*SOURCE EXTRACT:*

      If you had to remove the battery from the modem, put it back in.

    4. Plug the modem back into the power outlet. The lights on the modem will blink. Wait for them to stop blinking.

    5. Plug your router back into the power outlet.

      Wait a few minutes for the modem and router to fully power on. You can usually tell when they’re ready by looking at the status lights on the two devices.

    6. On your PC, try to connect again.

  • Make sure your Wi-Fi router is set to broadcast the network name (SSID). Check this if you don’t see your Wi-Fi network name appear in the list of available networks on your PC. To learn how to make sure your router is broadcasting the network name, check the documentation for your router.

On your PC

  • Make sure the physical Wi‑Fi switch on your laptop is turned on. An indicator light usually shows when it's on. Not all devices have a physical Wi-Fi switch.

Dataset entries
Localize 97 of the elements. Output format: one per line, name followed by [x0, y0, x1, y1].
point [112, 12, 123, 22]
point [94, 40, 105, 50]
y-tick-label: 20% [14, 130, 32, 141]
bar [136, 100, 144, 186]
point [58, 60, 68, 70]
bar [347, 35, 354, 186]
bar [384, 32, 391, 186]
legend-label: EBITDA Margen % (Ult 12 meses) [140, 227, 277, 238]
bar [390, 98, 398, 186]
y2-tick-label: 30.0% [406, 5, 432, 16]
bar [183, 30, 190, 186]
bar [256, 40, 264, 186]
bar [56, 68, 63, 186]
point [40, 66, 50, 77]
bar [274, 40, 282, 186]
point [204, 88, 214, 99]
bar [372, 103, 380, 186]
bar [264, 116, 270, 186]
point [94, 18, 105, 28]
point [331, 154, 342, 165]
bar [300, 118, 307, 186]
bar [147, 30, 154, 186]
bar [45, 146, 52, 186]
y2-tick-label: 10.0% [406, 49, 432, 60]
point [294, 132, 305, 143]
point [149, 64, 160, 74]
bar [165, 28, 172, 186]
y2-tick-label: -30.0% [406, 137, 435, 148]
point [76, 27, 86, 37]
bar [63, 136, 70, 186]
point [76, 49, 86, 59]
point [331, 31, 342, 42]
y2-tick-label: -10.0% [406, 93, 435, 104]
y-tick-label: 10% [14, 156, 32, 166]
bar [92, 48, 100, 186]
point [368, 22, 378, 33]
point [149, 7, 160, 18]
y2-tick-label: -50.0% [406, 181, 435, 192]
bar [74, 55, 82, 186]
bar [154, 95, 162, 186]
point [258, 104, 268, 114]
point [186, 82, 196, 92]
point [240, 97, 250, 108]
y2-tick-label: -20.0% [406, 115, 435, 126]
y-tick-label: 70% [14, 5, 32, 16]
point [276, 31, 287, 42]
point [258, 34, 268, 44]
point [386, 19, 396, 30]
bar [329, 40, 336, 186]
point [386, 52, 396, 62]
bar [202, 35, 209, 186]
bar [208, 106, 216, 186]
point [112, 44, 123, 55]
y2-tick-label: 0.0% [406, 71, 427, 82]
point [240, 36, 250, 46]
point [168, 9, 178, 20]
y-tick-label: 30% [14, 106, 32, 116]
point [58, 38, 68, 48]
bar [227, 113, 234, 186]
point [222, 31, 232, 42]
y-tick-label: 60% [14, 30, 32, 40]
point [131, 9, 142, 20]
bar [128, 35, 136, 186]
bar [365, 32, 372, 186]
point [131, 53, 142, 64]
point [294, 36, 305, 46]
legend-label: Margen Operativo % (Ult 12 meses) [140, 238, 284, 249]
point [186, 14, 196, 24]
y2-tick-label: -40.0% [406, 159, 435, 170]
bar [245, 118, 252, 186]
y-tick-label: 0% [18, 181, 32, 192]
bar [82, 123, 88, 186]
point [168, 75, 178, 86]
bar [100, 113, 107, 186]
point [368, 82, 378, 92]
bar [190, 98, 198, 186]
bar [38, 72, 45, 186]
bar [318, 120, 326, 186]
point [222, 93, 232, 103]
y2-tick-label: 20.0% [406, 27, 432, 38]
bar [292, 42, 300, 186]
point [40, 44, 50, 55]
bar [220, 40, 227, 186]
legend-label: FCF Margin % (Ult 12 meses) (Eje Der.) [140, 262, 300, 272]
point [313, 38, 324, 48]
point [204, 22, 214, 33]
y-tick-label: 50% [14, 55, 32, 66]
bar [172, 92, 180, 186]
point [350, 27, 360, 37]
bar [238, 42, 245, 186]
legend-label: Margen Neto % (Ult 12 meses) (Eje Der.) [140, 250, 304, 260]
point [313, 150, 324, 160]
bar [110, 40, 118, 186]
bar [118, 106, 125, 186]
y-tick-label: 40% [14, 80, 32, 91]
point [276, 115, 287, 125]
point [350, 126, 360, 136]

*USING THE INFORMATION:*
**a)** According to the Wi-Fi troubleshooting text, how can you usually tell when the modem and router are ready after being plugged back in?
**b)** Write a continuation of the Wi-Fi troubleshooting text, starting after its final sentence.

*ANSWERS FOR EACH ITEM:*
**a)** By looking at the status lights on the two devices.

**b)**
  • Move closer to your Wi-Fi router or access point. This helps to make sure you’re in range of your network at home or work and can help improve signal strength. Five full signal bars indicates the strongest connection.

  • Make sure you have the correct Wi-Fi network password. Double check your Wi-Fi network password and confirm you’re joining the correct network.

  • Try connecting to a network on a different frequency band. Many Wi-Fi routers broadcast at two different frequency bands: 2.4 GHz and 5 GHz. These can appear as separate networks in the list of available Wi-Fi networks on your PC. If the list of available Wi-Fi networks includes both a 2.4 GHz network and a 5 GHz network, try connecting to the other network.

  • Connect to a different Wi-Fi network. If there’s a different Wi-Fi network that you trust, try to connect to it.

  • Use a wired Ethernet connection. If your PC has an Ethernet port, plug in an Ethernet cable, and then plug the other end into an Ethernet port on your router. If your PC doesn’t have an Ethernet port but you want to try this option, you might consider getting a USB to Ethernet adapter.

  • Connect to a cellular network instead. If your PC has a SIM card slot or built-in eSIM, try to connect to cellular a network with your PC and see if you can get an internet connection that way. For more info, see Cellular settings in Windows.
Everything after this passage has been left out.